Data excerpts:
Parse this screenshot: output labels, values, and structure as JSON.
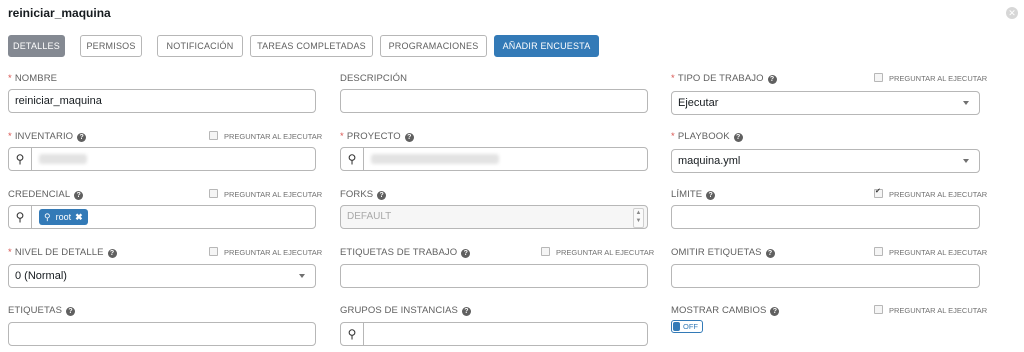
{
  "header": {
    "title": "reiniciar_maquina"
  },
  "tabs": [
    {
      "label": "DETALLES"
    },
    {
      "label": "PERMISOS"
    },
    {
      "label": "NOTIFICACIÓN"
    },
    {
      "label": "TAREAS COMPLETADAS"
    },
    {
      "label": "PROGRAMACIONES"
    },
    {
      "label": "AÑADIR ENCUESTA"
    }
  ],
  "prompt_label": "PREGUNTAR AL EJECUTAR",
  "help_glyph": "?",
  "required_marker": "*",
  "fields": {
    "nombre": {
      "label": "NOMBRE",
      "value": "reiniciar_maquina"
    },
    "descripcion": {
      "label": "DESCRIPCIÓN",
      "value": ""
    },
    "tipo_trabajo": {
      "label": "TIPO DE TRABAJO",
      "value": "Ejecutar",
      "prompt_checked": false
    },
    "inventario": {
      "label": "INVENTARIO",
      "prompt_checked": false
    },
    "proyecto": {
      "label": "PROYECTO"
    },
    "playbook": {
      "label": "PLAYBOOK",
      "value": "maquina.yml"
    },
    "credencial": {
      "label": "CREDENCIAL",
      "chip": "root",
      "prompt_checked": false
    },
    "forks": {
      "label": "FORKS",
      "placeholder": "DEFAULT"
    },
    "limite": {
      "label": "LÍMITE",
      "value": "",
      "prompt_checked": true
    },
    "nivel_detalle": {
      "label": "NIVEL DE DETALLE",
      "value": "0 (Normal)",
      "prompt_checked": false
    },
    "etiquetas_trabajo": {
      "label": "ETIQUETAS DE TRABAJO",
      "value": "",
      "prompt_checked": false
    },
    "omitir_etiquetas": {
      "label": "OMITIR ETIQUETAS",
      "value": "",
      "prompt_checked": false
    },
    "etiquetas": {
      "label": "ETIQUETAS",
      "value": ""
    },
    "grupos_instancias": {
      "label": "GRUPOS DE INSTANCIAS"
    },
    "mostrar_cambios": {
      "label": "MOSTRAR CAMBIOS",
      "toggle": "OFF",
      "prompt_checked": false
    }
  },
  "icons": {
    "search": "search-icon",
    "close": "close-icon",
    "key": "key-icon",
    "help": "help-icon"
  },
  "colors": {
    "primary": "#337ab7",
    "active_tab": "#848992",
    "required": "#d9534f"
  }
}
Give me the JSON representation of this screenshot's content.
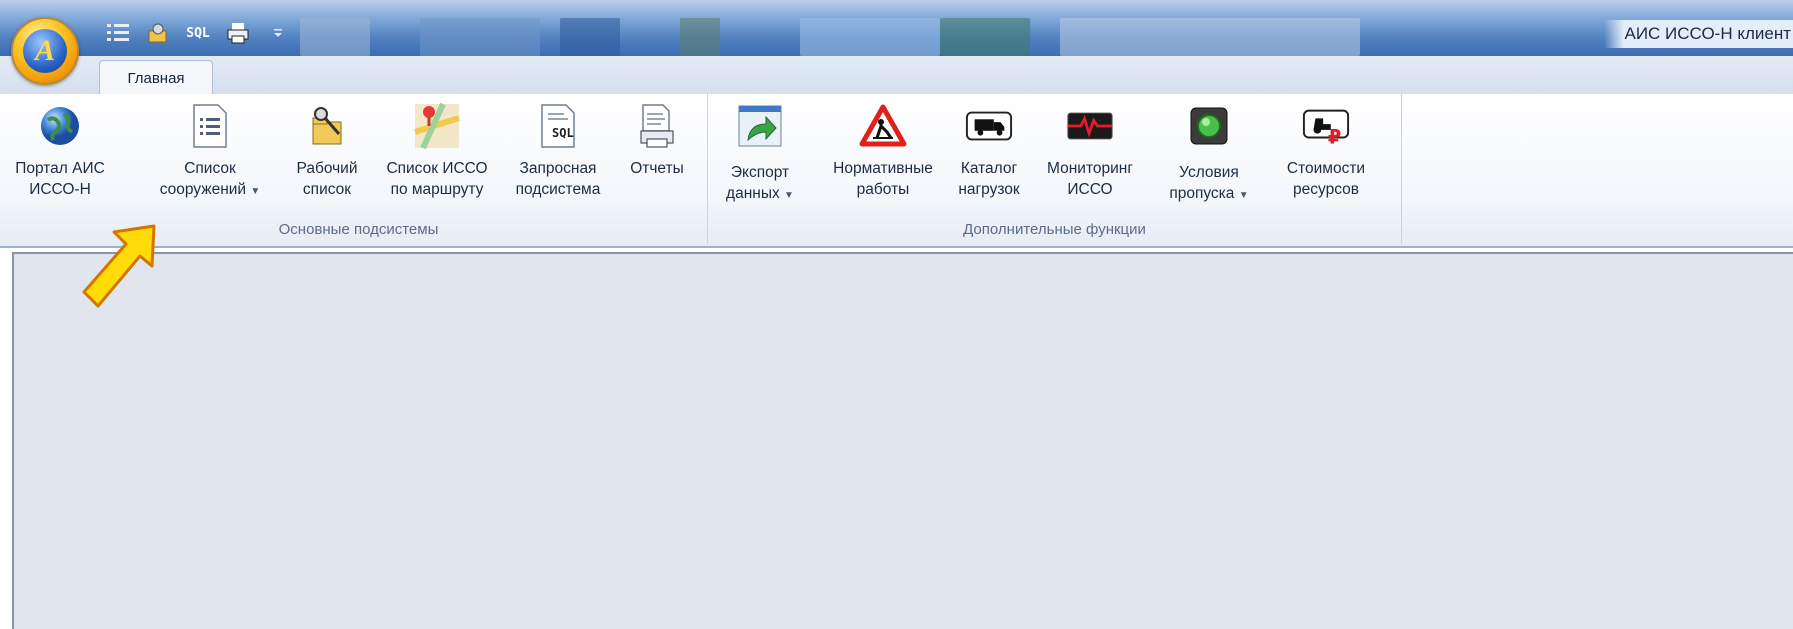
{
  "window": {
    "title": "АИС ИССО-Н клиент"
  },
  "app_button": {
    "letter": "A"
  },
  "quick_access": [
    {
      "name": "list-icon"
    },
    {
      "name": "worklist-icon"
    },
    {
      "name": "sql-icon",
      "text": "SQL"
    },
    {
      "name": "printer-icon"
    },
    {
      "name": "customize-dropdown-icon"
    }
  ],
  "tabs": [
    {
      "label": "Главная",
      "active": true
    }
  ],
  "groups": [
    {
      "label": "Основные подсистемы",
      "buttons": [
        {
          "line1": "Портал АИС",
          "line2": "ИССО-Н",
          "icon": "globe-icon",
          "dropdown": false
        },
        {
          "line1": "Список",
          "line2": "сооружений",
          "icon": "document-list-icon",
          "dropdown": true
        },
        {
          "line1": "Рабочий",
          "line2": "список",
          "icon": "tools-folder-icon",
          "dropdown": false
        },
        {
          "line1": "Список ИССО",
          "line2": "по маршруту",
          "icon": "map-pin-icon",
          "dropdown": false
        },
        {
          "line1": "Запросная",
          "line2": "подсистема",
          "icon": "sql-document-icon",
          "dropdown": false
        },
        {
          "line1": "Отчеты",
          "line2": "",
          "icon": "report-print-icon",
          "dropdown": false
        }
      ]
    },
    {
      "label": "Дополнительные функции",
      "buttons": [
        {
          "line1": "Экспорт",
          "line2": "данных",
          "icon": "export-arrow-icon",
          "dropdown": true
        },
        {
          "line1": "Нормативные",
          "line2": "работы",
          "icon": "road-works-sign-icon",
          "dropdown": false
        },
        {
          "line1": "Каталог",
          "line2": "нагрузок",
          "icon": "truck-icon",
          "dropdown": false
        },
        {
          "line1": "Мониторинг",
          "line2": "ИССО",
          "icon": "heartbeat-monitor-icon",
          "dropdown": false
        },
        {
          "line1": "Условия",
          "line2": "пропуска",
          "icon": "green-light-icon",
          "dropdown": true
        },
        {
          "line1": "Стоимости",
          "line2": "ресурсов",
          "icon": "tractor-ruble-icon",
          "dropdown": false
        }
      ]
    }
  ],
  "colors": {
    "accent_yellow": "#ffd400",
    "titlebar_blue": "#4f7fbf",
    "workspace": "#e1e6ee"
  }
}
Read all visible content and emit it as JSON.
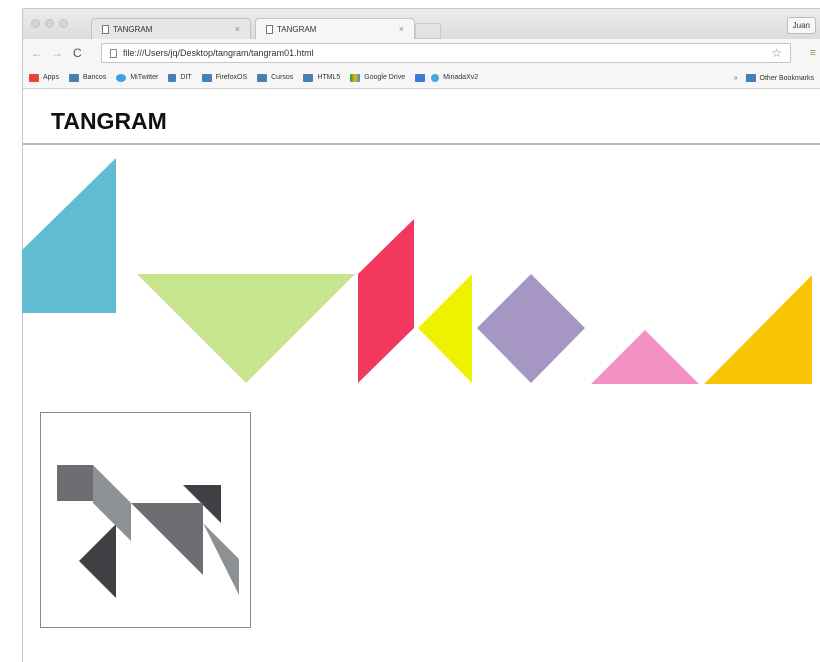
{
  "browser": {
    "tabs": [
      {
        "title": "TANGRAM",
        "active": false
      },
      {
        "title": "TANGRAM",
        "active": true
      }
    ],
    "profile_name": "Juan",
    "url": "file:///Users/jq/Desktop/tangram/tangram01.html",
    "bookmarks": [
      {
        "label": "Apps",
        "icon": "apps-grid-icon",
        "color": "#e0463c"
      },
      {
        "label": "Bancos",
        "icon": "folder-icon",
        "color": "#4a7fb6"
      },
      {
        "label": "MiTwitter",
        "icon": "twitter-bird-icon",
        "color": "#3aa3e3"
      },
      {
        "label": "DIT",
        "icon": "house-icon",
        "color": "#4a7fb6"
      },
      {
        "label": "FirefoxOS",
        "icon": "folder-icon",
        "color": "#4a7fb6"
      },
      {
        "label": "Cursos",
        "icon": "folder-icon",
        "color": "#4a7fb6"
      },
      {
        "label": "HTML5",
        "icon": "folder-icon",
        "color": "#4a7fb6"
      },
      {
        "label": "Google Drive",
        "icon": "drive-icon",
        "color": "#f4b400"
      },
      {
        "label": "",
        "icon": "bookmark-app-icon",
        "color": "#3b78d8"
      },
      {
        "label": "MiriadaXv2",
        "icon": "location-pin-icon",
        "color": "#4aa3df"
      }
    ],
    "other_bookmarks_label": "Other Bookmarks"
  },
  "page": {
    "title": "TANGRAM"
  },
  "pieces": [
    {
      "name": "blue-triangle",
      "color": "#5fbcd3"
    },
    {
      "name": "green-triangle",
      "color": "#c6e58d"
    },
    {
      "name": "red-parallelogram",
      "color": "#f2385e"
    },
    {
      "name": "yellow-triangle",
      "color": "#eef200"
    },
    {
      "name": "purple-square",
      "color": "#a596c4"
    },
    {
      "name": "pink-triangle",
      "color": "#f293c3"
    },
    {
      "name": "orange-triangle",
      "color": "#f9c401"
    }
  ],
  "figure": {
    "colors": {
      "dark": "#404044",
      "medium": "#6d6d72",
      "light": "#8e9193"
    }
  }
}
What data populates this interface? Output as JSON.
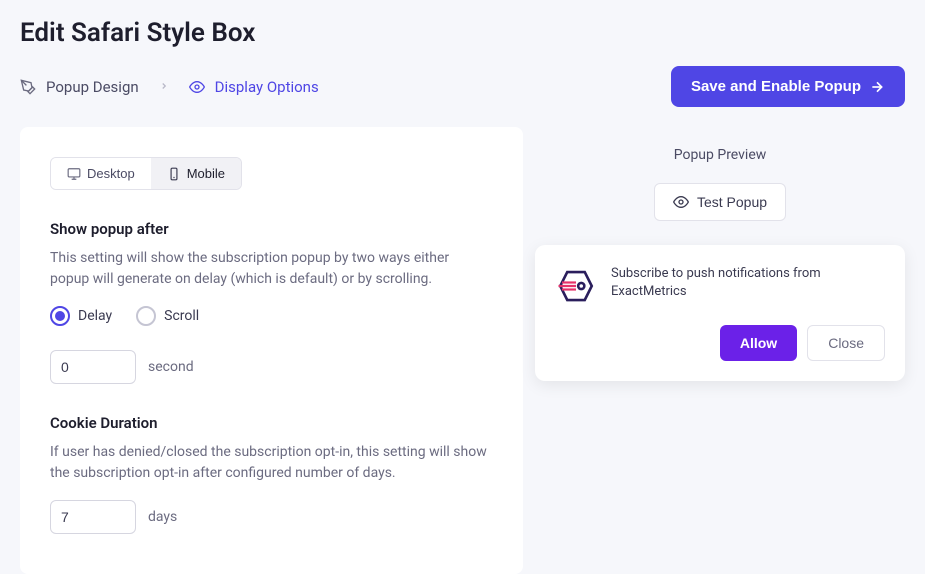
{
  "page_title": "Edit Safari Style Box",
  "breadcrumb": {
    "design_label": "Popup Design",
    "display_label": "Display Options"
  },
  "save_button": "Save and Enable Popup",
  "tabs": {
    "desktop": "Desktop",
    "mobile": "Mobile"
  },
  "show_popup": {
    "title": "Show popup after",
    "description": "This setting will show the subscription popup by two ways either popup will generate on delay (which is default) or by scrolling.",
    "radio_delay": "Delay",
    "radio_scroll": "Scroll",
    "delay_value": "0",
    "delay_unit": "second"
  },
  "cookie": {
    "title": "Cookie Duration",
    "description": "If user has denied/closed the subscription opt-in, this setting will show the subscription opt-in after configured number of days.",
    "value": "7",
    "unit": "days"
  },
  "preview": {
    "title": "Popup Preview",
    "test_button": "Test Popup",
    "message": "Subscribe to push notifications from ExactMetrics",
    "allow": "Allow",
    "close": "Close"
  }
}
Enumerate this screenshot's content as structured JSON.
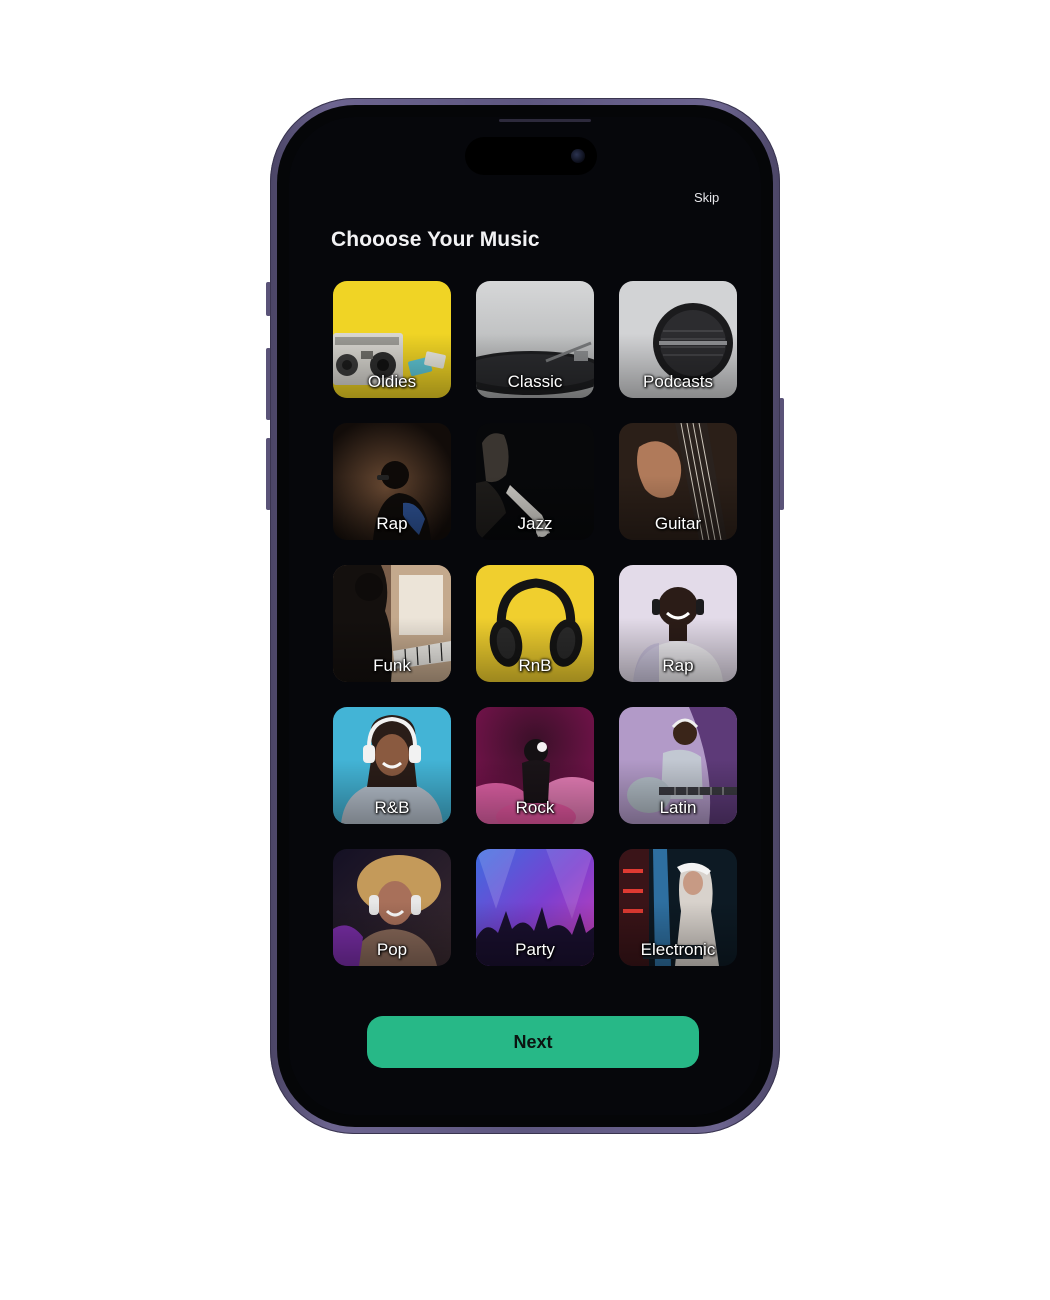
{
  "header": {
    "skip_label": "Skip",
    "title": "Chooose Your Music"
  },
  "genres": [
    {
      "label": "Oldies",
      "scene": "boombox on yellow"
    },
    {
      "label": "Classic",
      "scene": "vinyl turntable"
    },
    {
      "label": "Podcasts",
      "scene": "studio microphone"
    },
    {
      "label": "Rap",
      "scene": "rapper with microphone"
    },
    {
      "label": "Jazz",
      "scene": "saxophone player"
    },
    {
      "label": "Guitar",
      "scene": "hand on guitar strings"
    },
    {
      "label": "Funk",
      "scene": "piano player silhouette"
    },
    {
      "label": "RnB",
      "scene": "headphones on yellow"
    },
    {
      "label": "Rap",
      "scene": "smiling man with headphones"
    },
    {
      "label": "R&B",
      "scene": "girl with headphones on blue"
    },
    {
      "label": "Rock",
      "scene": "pink smoke singer"
    },
    {
      "label": "Latin",
      "scene": "woman with guitar"
    },
    {
      "label": "Pop",
      "scene": "curly hair woman with headphones"
    },
    {
      "label": "Party",
      "scene": "crowd at concert"
    },
    {
      "label": "Electronic",
      "scene": "DJ at neon club"
    }
  ],
  "footer": {
    "next_label": "Next"
  },
  "colors": {
    "screen_bg": "#06070b",
    "accent": "#27b887",
    "frame": "#5e5780"
  }
}
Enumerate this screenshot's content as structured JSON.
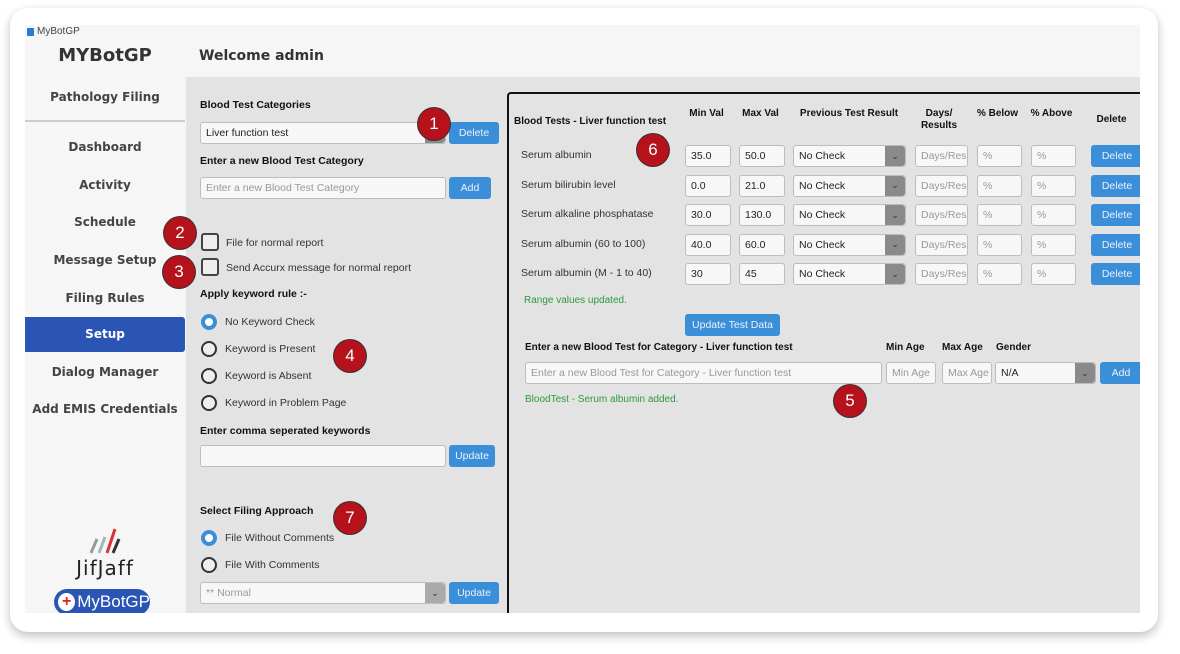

→ **Exercise task**: Copy, from the material, each line that holds the string "green".

→ **Exercise result**:
          "icon": "green-light-icon",
      "name": "green-triangle",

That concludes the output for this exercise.